EXERCISE DIRECTIONS:
Go through the data and copy every line exactly, but not the images.

AVAILABLE DATA:

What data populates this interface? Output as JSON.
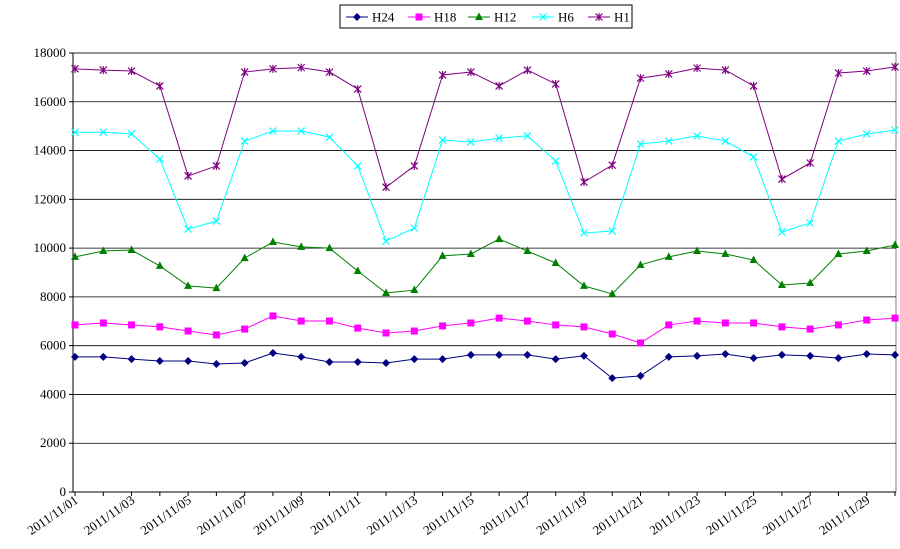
{
  "chart_data": {
    "type": "line",
    "categories": [
      "2011/11/01",
      null,
      "2011/11/03",
      null,
      "2011/11/05",
      null,
      "2011/11/07",
      null,
      "2011/11/09",
      null,
      "2011/11/11",
      null,
      "2011/11/13",
      null,
      "2011/11/15",
      null,
      "2011/11/17",
      null,
      "2011/11/19",
      null,
      "2011/11/21",
      null,
      "2011/11/23",
      null,
      "2011/11/25",
      null,
      "2011/11/27",
      null,
      "2011/11/29",
      null
    ],
    "ylim": [
      0,
      18000
    ],
    "yticks": [
      0,
      2000,
      4000,
      6000,
      8000,
      10000,
      12000,
      14000,
      16000,
      18000
    ],
    "grid": true,
    "legend": "top",
    "series": [
      {
        "name": "H24",
        "color": "#000080",
        "marker": "diamond",
        "values": [
          5540,
          5540,
          5450,
          5370,
          5370,
          5250,
          5290,
          5700,
          5540,
          5330,
          5330,
          5290,
          5450,
          5450,
          5620,
          5620,
          5620,
          5450,
          5580,
          4670,
          4760,
          5540,
          5580,
          5660,
          5490,
          5620,
          5580,
          5490,
          5660,
          5620
        ]
      },
      {
        "name": "H18",
        "color": "#ff00ff",
        "marker": "square",
        "values": [
          6850,
          6930,
          6850,
          6770,
          6600,
          6440,
          6680,
          7220,
          7010,
          7010,
          6720,
          6520,
          6600,
          6810,
          6930,
          7130,
          7010,
          6850,
          6770,
          6480,
          6110,
          6850,
          7010,
          6930,
          6930,
          6770,
          6680,
          6850,
          7050,
          7130
        ]
      },
      {
        "name": "H12",
        "color": "#008000",
        "marker": "triangle",
        "values": [
          9640,
          9880,
          9920,
          9270,
          8450,
          8360,
          9590,
          10250,
          10050,
          10000,
          9060,
          8160,
          8280,
          9680,
          9760,
          10370,
          9880,
          9390,
          8450,
          8120,
          9310,
          9640,
          9880,
          9760,
          9510,
          8490,
          8570,
          9760,
          9880,
          10130
        ]
      },
      {
        "name": "H6",
        "color": "#00ffff",
        "marker": "x",
        "values": [
          14750,
          14750,
          14680,
          13650,
          10780,
          11110,
          14390,
          14800,
          14800,
          14550,
          13370,
          10290,
          10820,
          14430,
          14350,
          14510,
          14600,
          13570,
          10620,
          10700,
          14270,
          14390,
          14600,
          14390,
          13740,
          10660,
          11030,
          14390,
          14680,
          14840
        ]
      },
      {
        "name": "H1",
        "color": "#800080",
        "marker": "star",
        "values": [
          17350,
          17300,
          17260,
          16650,
          12960,
          13370,
          17220,
          17350,
          17400,
          17220,
          16520,
          12500,
          13370,
          17100,
          17220,
          16650,
          17300,
          16730,
          12710,
          13400,
          16970,
          17140,
          17380,
          17300,
          16650,
          12830,
          13490,
          17180,
          17260,
          17430
        ]
      }
    ]
  }
}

FULL OUTPUT:
What data populates this interface? Output as JSON.
{
  "chart_data": {
    "type": "line",
    "categories": [
      "2011/11/01",
      null,
      "2011/11/03",
      null,
      "2011/11/05",
      null,
      "2011/11/07",
      null,
      "2011/11/09",
      null,
      "2011/11/11",
      null,
      "2011/11/13",
      null,
      "2011/11/15",
      null,
      "2011/11/17",
      null,
      "2011/11/19",
      null,
      "2011/11/21",
      null,
      "2011/11/23",
      null,
      "2011/11/25",
      null,
      "2011/11/27",
      null,
      "2011/11/29",
      null
    ],
    "ylim": [
      0,
      18000
    ],
    "yticks": [
      0,
      2000,
      4000,
      6000,
      8000,
      10000,
      12000,
      14000,
      16000,
      18000
    ],
    "grid": true,
    "legend": "top",
    "series": [
      {
        "name": "H24",
        "color": "#000080",
        "marker": "diamond",
        "values": [
          5540,
          5540,
          5450,
          5370,
          5370,
          5250,
          5290,
          5700,
          5540,
          5330,
          5330,
          5290,
          5450,
          5450,
          5620,
          5620,
          5620,
          5450,
          5580,
          4670,
          4760,
          5540,
          5580,
          5660,
          5490,
          5620,
          5580,
          5490,
          5660,
          5620
        ]
      },
      {
        "name": "H18",
        "color": "#ff00ff",
        "marker": "square",
        "values": [
          6850,
          6930,
          6850,
          6770,
          6600,
          6440,
          6680,
          7220,
          7010,
          7010,
          6720,
          6520,
          6600,
          6810,
          6930,
          7130,
          7010,
          6850,
          6770,
          6480,
          6110,
          6850,
          7010,
          6930,
          6930,
          6770,
          6680,
          6850,
          7050,
          7130
        ]
      },
      {
        "name": "H12",
        "color": "#008000",
        "marker": "triangle",
        "values": [
          9640,
          9880,
          9920,
          9270,
          8450,
          8360,
          9590,
          10250,
          10050,
          10000,
          9060,
          8160,
          8280,
          9680,
          9760,
          10370,
          9880,
          9390,
          8450,
          8120,
          9310,
          9640,
          9880,
          9760,
          9510,
          8490,
          8570,
          9760,
          9880,
          10130
        ]
      },
      {
        "name": "H6",
        "color": "#00ffff",
        "marker": "x",
        "values": [
          14750,
          14750,
          14680,
          13650,
          10780,
          11110,
          14390,
          14800,
          14800,
          14550,
          13370,
          10290,
          10820,
          14430,
          14350,
          14510,
          14600,
          13570,
          10620,
          10700,
          14270,
          14390,
          14600,
          14390,
          13740,
          10660,
          11030,
          14390,
          14680,
          14840
        ]
      },
      {
        "name": "H1",
        "color": "#800080",
        "marker": "star",
        "values": [
          17350,
          17300,
          17260,
          16650,
          12960,
          13370,
          17220,
          17350,
          17400,
          17220,
          16520,
          12500,
          13370,
          17100,
          17220,
          16650,
          17300,
          16730,
          12710,
          13400,
          16970,
          17140,
          17380,
          17300,
          16650,
          12830,
          13490,
          17180,
          17260,
          17430
        ]
      }
    ]
  }
}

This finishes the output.